═══ Provided passage

The decision



IN THE UPPER TRIBUNAL
IMMIGRATION AND ASYLUM CHAMBER
Case Nos: UI-2021-001939
First-Tier: PA/50933/2020
IA/00614/2020

THE IMMIGRATION ACTS

Decision & Reasons Issued:
On the 24 May 2023

Before

UPPER TRIBUNAL JUDGE BRUCE

Between

PFS
(anonymity direction made)
Appellant
and

Secretary of State for the Home Department
Respondent

Representation:
For the Appellant: -
For the Respondent: Ms Young, Senior Home Office Presenting Officer

Heard at Phoenix House (Bradford) on 24 May 2023

Anonymity:

“Unless and until a tribunal or court directs otherwise, the Appellant is granted anonymity. No report of these proceedings shall directly or indirectly identify him or any member of his family. This direction applies to, amongst others, both the Appellant and the Respondent. Failure to comply with this direction could lead to contempt of court proceedings”

DECISION AND REASONS
1. The Appellant is a national of Iran born in 1987. He appeals with permission against the decision of the First-tier Tribunal (Judge Bircher) to dismiss his appeal on protection and human rights grounds.

══════

## Problem to work on:
Summarize the tribunal decision above in two sentences.

═══ Recorded information

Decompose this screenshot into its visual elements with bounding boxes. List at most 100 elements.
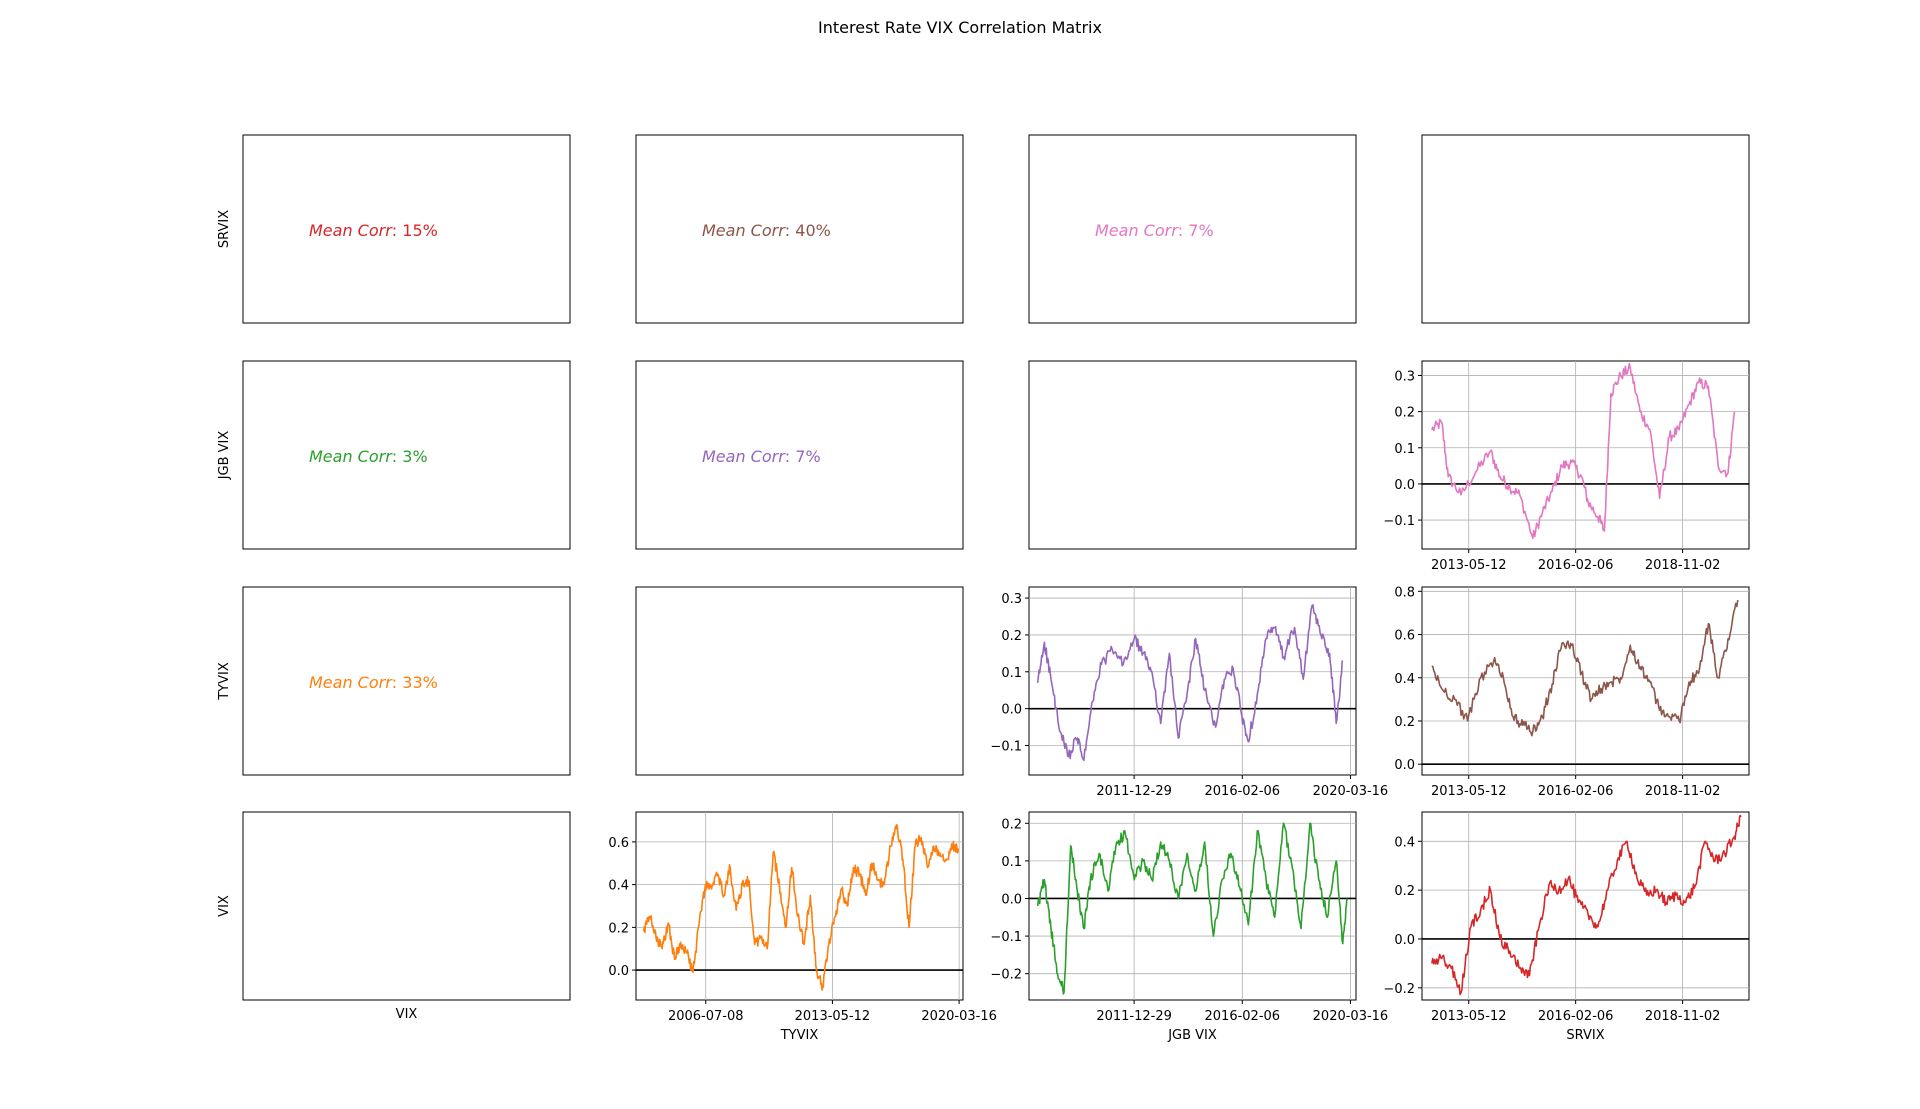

══════
═══ Recorded information

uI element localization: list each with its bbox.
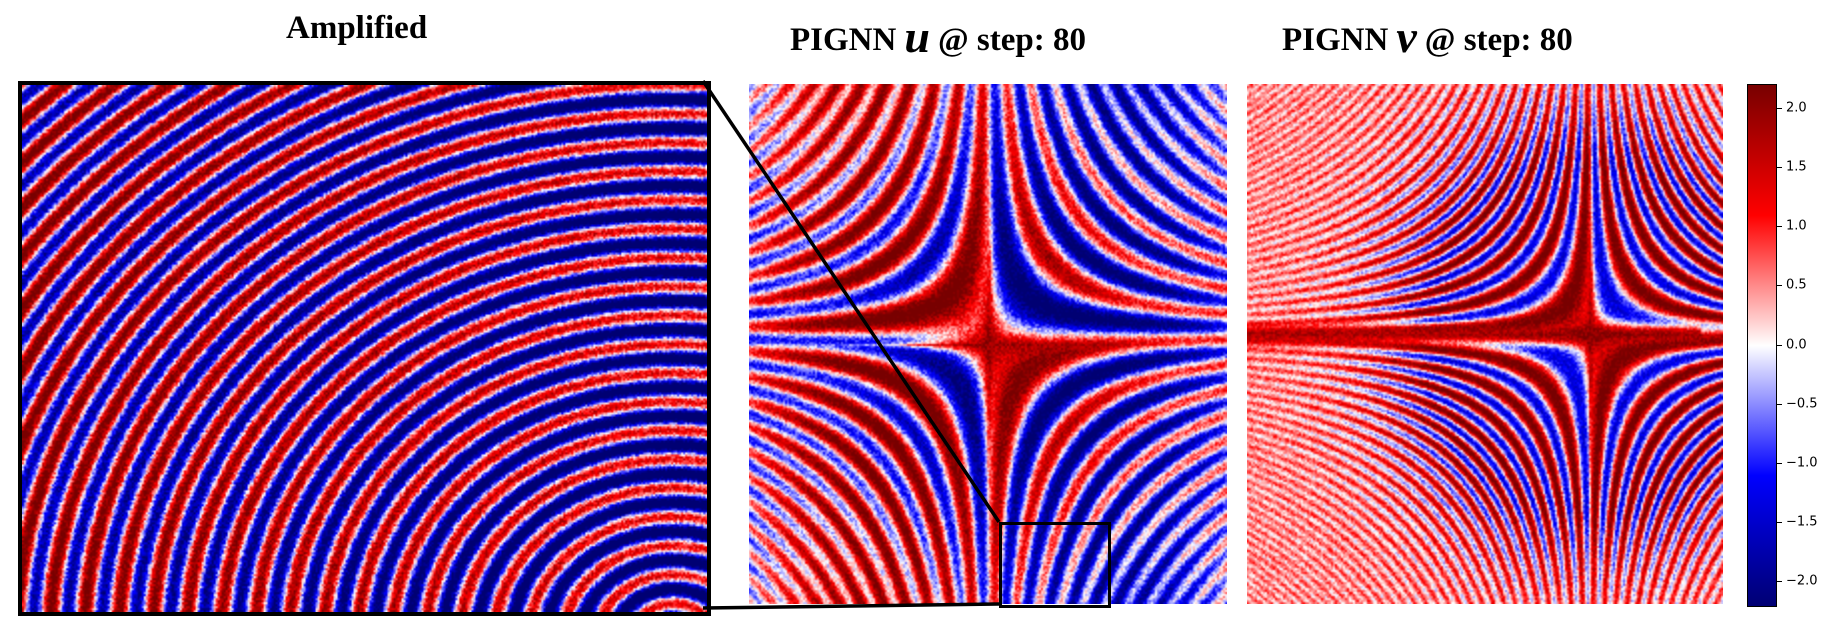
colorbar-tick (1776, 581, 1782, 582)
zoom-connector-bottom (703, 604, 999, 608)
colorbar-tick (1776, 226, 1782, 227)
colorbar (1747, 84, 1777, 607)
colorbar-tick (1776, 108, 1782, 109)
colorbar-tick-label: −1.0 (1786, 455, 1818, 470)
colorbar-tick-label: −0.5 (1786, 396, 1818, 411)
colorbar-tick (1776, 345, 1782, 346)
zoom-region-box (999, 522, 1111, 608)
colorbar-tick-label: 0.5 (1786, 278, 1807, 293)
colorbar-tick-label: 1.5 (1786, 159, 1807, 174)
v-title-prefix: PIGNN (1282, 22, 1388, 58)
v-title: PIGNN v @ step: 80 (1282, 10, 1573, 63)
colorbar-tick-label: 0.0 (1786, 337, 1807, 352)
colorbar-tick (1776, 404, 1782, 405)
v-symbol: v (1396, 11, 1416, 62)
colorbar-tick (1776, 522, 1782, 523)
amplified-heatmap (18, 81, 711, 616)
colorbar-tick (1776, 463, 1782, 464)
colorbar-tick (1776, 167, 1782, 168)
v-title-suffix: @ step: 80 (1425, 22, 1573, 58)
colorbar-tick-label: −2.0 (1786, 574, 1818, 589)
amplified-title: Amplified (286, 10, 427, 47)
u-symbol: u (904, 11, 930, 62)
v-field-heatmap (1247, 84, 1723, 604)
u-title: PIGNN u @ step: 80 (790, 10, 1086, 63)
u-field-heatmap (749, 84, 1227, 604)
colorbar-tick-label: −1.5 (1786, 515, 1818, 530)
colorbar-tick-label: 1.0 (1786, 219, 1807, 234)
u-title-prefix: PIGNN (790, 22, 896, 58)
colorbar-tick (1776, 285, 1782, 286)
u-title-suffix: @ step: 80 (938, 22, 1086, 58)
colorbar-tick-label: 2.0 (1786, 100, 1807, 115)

══════

## Response:
On 24 May 2023, Upper Tribunal Judge Bruce heard, at Phoenix House in Bradford, the case of PFS, who has been granted anonymity, against the Secretary of State for the Home Department. PFS, a national of Iran born in 1987, appeals with permission against the First-tier Tribunal's decision to dismiss his appeal on protection and human rights grounds.